#### Stated task:
Your task is to copy the listing exactly. Drop any pictures from the copy.

#### Records to process:
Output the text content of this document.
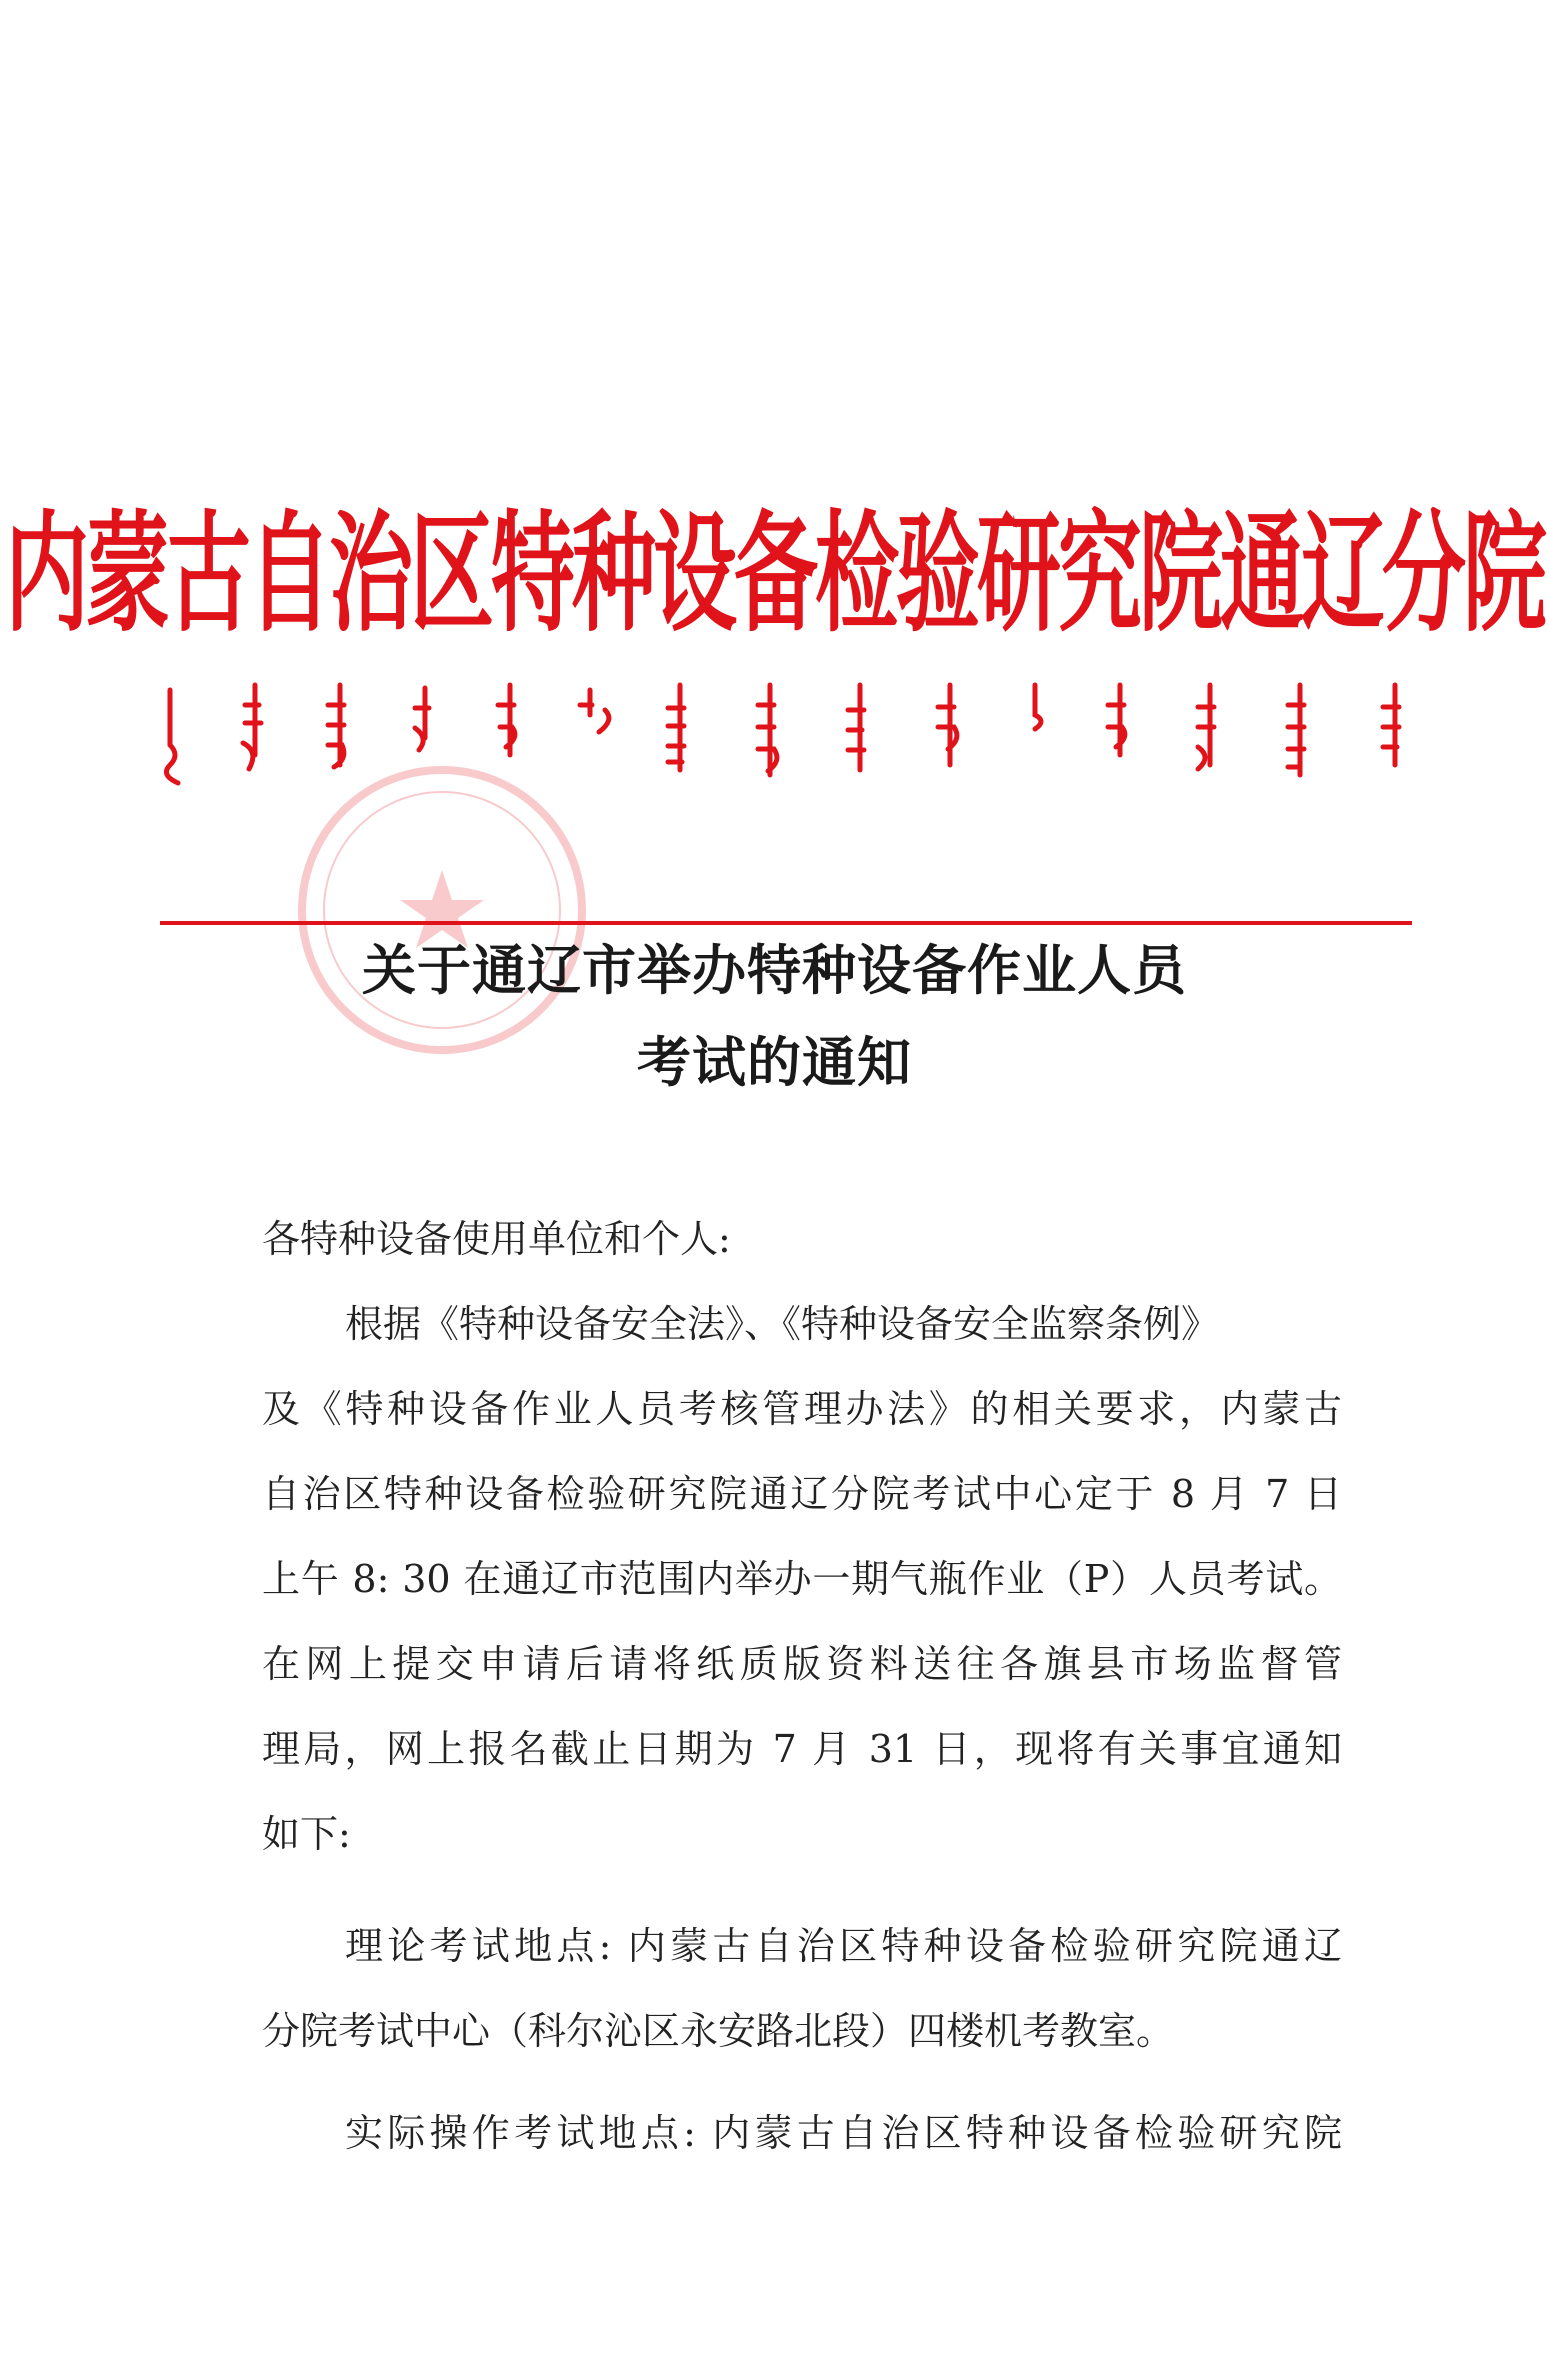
内蒙古自治区特种设备检验研究院通辽分院
关于通辽市举办特种设备作业人员
考试的通知
各特种设备使用单位和个人:
根据《特种设备安全法》、《特种设备安全监察条例》
及《特种设备作业人员考核管理办法》的相关要求，内蒙古
自治区特种设备检验研究院通辽分院考试中心定于 8 月 7 日
上午 8: 30 在通辽市范围内举办一期气瓶作业（P）人员考试。
在网上提交申请后请将纸质版资料送往各旗县市场监督管
理局，网上报名截止日期为 7 月 31 日，现将有关事宜通知
如下:
理论考试地点: 内蒙古自治区特种设备检验研究院通辽
分院考试中心（科尔沁区永安路北段）四楼机考教室。
实际操作考试地点: 内蒙古自治区特种设备检验研究院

#### Output:
Output the text content of this document.
内蒙古自治区特种设备检验研究院通辽分院
关于通辽市举办特种设备作业人员
考试的通知
各特种设备使用单位和个人:
根据《特种设备安全法》、《特种设备安全监察条例》
及《特种设备作业人员考核管理办法》的相关要求，内蒙古
自治区特种设备检验研究院通辽分院考试中心定于 8 月 7 日
上午 8: 30 在通辽市范围内举办一期气瓶作业（P）人员考试。
在网上提交申请后请将纸质版资料送往各旗县市场监督管
理局，网上报名截止日期为 7 月 31 日，现将有关事宜通知
如下:
理论考试地点: 内蒙古自治区特种设备检验研究院通辽
分院考试中心（科尔沁区永安路北段）四楼机考教室。
实际操作考试地点: 内蒙古自治区特种设备检验研究院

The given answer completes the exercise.